<<<<

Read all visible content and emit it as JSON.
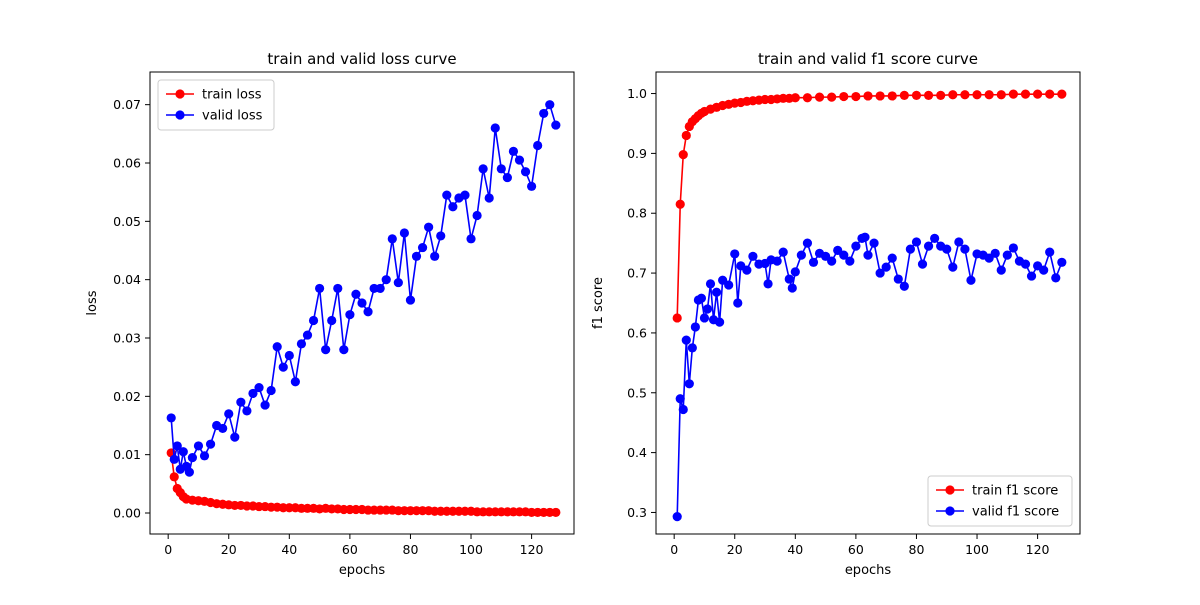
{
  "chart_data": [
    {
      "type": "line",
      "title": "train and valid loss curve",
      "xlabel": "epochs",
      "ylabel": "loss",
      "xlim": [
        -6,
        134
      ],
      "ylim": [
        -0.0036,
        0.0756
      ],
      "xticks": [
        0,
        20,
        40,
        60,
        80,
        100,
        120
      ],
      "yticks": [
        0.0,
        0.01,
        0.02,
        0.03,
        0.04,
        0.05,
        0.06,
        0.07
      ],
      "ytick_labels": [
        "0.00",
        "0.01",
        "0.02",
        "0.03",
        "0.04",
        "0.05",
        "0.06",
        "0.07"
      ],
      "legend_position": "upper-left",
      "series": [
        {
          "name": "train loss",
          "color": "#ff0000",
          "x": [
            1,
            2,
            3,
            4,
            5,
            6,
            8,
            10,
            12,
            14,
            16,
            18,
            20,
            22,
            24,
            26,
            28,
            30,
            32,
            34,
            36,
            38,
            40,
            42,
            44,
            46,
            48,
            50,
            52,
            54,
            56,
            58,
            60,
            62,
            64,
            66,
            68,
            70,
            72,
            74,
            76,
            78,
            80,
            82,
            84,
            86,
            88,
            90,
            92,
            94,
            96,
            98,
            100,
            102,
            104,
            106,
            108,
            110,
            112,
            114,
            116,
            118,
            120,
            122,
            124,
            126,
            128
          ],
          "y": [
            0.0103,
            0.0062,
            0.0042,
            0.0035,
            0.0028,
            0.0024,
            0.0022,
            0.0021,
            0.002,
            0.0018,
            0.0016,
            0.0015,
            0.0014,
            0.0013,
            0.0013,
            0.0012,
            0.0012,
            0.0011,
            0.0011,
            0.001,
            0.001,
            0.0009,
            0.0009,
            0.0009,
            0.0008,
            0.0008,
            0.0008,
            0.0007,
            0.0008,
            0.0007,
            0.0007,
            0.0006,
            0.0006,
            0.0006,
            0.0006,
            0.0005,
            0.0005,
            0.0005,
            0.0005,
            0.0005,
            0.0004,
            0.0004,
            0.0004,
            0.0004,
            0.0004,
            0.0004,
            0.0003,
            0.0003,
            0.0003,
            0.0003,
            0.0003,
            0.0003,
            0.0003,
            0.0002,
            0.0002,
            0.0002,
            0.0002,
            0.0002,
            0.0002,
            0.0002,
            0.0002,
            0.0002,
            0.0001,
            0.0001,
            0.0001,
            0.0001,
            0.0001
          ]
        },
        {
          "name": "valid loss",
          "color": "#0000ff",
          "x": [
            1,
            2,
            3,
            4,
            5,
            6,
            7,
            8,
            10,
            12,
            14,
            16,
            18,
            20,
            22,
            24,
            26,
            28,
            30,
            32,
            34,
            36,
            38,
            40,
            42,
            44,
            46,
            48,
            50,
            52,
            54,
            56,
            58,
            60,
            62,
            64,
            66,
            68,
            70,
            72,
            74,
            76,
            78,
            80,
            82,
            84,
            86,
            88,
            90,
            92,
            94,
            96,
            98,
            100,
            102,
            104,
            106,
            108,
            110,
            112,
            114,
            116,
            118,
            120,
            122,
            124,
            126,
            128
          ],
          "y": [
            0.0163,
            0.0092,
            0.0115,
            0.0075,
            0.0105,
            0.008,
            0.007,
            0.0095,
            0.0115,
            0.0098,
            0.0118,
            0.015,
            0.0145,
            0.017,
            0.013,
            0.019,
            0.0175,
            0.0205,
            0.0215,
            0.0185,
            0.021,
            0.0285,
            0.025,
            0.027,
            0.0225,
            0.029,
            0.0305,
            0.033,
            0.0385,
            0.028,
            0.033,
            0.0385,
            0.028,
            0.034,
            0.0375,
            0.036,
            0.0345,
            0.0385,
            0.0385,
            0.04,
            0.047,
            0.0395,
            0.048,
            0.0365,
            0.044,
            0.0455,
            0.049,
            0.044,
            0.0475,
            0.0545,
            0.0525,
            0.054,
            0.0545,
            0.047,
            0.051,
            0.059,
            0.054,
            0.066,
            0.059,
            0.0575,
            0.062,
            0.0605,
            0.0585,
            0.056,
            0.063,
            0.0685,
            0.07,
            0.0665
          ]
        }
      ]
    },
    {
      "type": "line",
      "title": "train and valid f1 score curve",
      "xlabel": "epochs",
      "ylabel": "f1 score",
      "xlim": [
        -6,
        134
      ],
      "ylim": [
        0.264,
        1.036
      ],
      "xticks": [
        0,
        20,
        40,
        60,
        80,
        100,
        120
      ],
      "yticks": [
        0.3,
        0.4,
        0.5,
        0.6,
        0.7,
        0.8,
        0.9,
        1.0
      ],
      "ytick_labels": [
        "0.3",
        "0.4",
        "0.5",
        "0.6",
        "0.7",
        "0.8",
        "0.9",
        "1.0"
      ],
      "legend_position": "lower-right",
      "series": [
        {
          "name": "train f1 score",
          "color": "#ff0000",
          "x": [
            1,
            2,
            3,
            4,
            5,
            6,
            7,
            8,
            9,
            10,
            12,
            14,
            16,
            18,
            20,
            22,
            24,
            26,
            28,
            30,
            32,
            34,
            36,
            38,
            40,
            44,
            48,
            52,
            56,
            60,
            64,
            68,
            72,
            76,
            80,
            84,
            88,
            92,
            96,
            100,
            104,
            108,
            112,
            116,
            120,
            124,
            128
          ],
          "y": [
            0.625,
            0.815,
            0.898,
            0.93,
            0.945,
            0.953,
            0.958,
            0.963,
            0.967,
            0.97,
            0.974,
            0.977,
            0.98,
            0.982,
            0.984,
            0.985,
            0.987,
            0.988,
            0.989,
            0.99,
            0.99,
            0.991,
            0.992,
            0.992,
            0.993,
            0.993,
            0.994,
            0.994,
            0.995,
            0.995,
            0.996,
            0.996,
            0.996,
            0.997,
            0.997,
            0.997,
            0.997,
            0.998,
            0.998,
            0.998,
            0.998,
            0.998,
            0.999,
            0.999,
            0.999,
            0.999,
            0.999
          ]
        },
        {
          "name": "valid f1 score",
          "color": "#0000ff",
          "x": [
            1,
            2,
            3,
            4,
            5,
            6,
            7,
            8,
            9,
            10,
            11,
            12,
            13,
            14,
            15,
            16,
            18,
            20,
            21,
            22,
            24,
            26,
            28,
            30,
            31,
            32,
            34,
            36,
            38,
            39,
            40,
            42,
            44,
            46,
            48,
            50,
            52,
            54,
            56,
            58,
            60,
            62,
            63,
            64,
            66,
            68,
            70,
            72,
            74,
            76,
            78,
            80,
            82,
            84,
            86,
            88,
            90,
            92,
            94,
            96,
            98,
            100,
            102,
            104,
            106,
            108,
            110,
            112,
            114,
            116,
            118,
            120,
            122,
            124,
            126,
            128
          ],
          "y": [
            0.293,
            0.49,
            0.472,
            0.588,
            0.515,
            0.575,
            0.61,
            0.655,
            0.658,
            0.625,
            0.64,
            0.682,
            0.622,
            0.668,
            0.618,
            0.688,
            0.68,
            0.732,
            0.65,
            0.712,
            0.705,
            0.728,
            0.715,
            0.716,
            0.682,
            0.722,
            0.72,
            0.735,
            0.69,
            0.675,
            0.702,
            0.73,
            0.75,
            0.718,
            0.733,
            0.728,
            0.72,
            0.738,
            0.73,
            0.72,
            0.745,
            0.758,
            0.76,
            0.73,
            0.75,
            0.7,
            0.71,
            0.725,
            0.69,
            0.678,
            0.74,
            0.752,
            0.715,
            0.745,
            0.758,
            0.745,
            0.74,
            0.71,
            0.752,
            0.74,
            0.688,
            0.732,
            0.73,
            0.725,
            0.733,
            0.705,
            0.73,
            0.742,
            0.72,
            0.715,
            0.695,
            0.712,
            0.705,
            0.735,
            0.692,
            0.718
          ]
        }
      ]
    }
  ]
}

>>>>
<<<<

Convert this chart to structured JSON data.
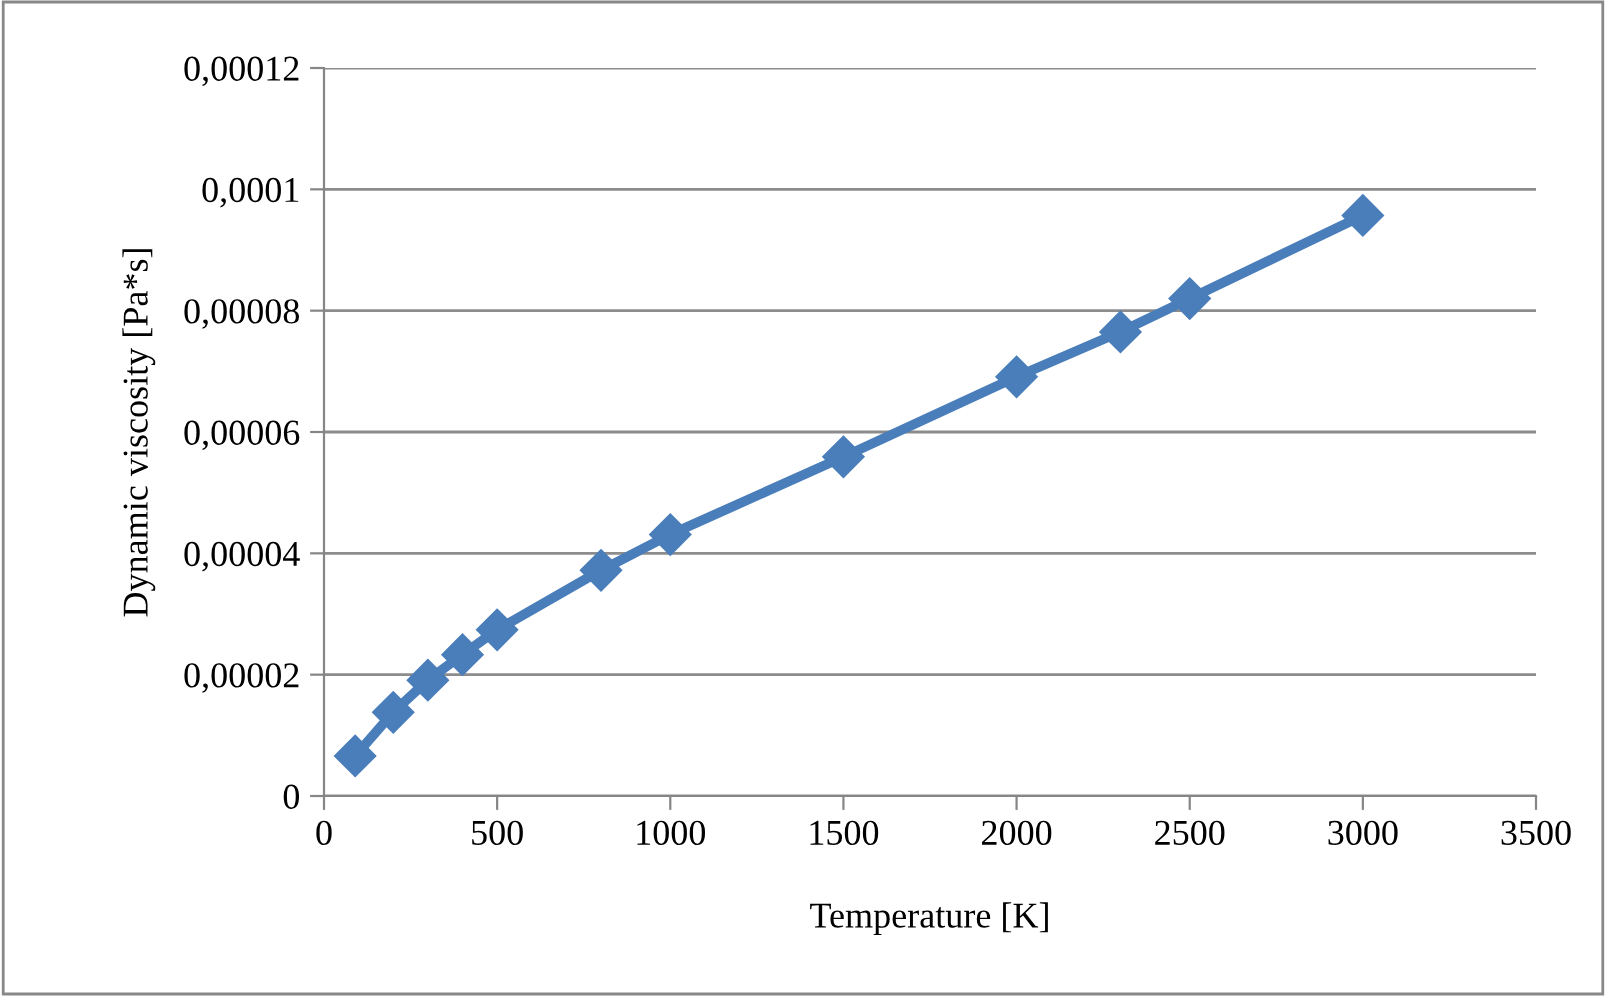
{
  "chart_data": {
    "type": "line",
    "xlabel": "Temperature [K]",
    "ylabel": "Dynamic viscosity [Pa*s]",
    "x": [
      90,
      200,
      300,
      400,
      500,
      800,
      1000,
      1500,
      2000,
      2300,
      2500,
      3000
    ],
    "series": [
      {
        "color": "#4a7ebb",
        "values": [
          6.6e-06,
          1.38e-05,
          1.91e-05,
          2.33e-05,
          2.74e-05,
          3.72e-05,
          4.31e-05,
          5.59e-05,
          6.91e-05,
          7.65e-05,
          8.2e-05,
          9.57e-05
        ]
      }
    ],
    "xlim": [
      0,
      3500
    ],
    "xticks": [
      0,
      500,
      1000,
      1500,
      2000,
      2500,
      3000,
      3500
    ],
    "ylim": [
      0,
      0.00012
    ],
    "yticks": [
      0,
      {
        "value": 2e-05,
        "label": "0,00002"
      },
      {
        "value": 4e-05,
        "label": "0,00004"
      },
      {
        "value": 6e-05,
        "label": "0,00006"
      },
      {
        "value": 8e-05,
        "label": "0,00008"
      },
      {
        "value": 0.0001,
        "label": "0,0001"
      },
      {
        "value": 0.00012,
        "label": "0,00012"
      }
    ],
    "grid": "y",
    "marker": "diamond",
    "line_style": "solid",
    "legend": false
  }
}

>>>>

§ **EXERCISE OBJECTIVE**: Looking at the data above, show all lines where the word "score" occurs.

§ **EXERCISE SOLUTION**:
      "title": "train and valid f1 score curve",
      "ylabel": "f1 score",
          "name": "train f1 score",
          "name": "valid f1 score",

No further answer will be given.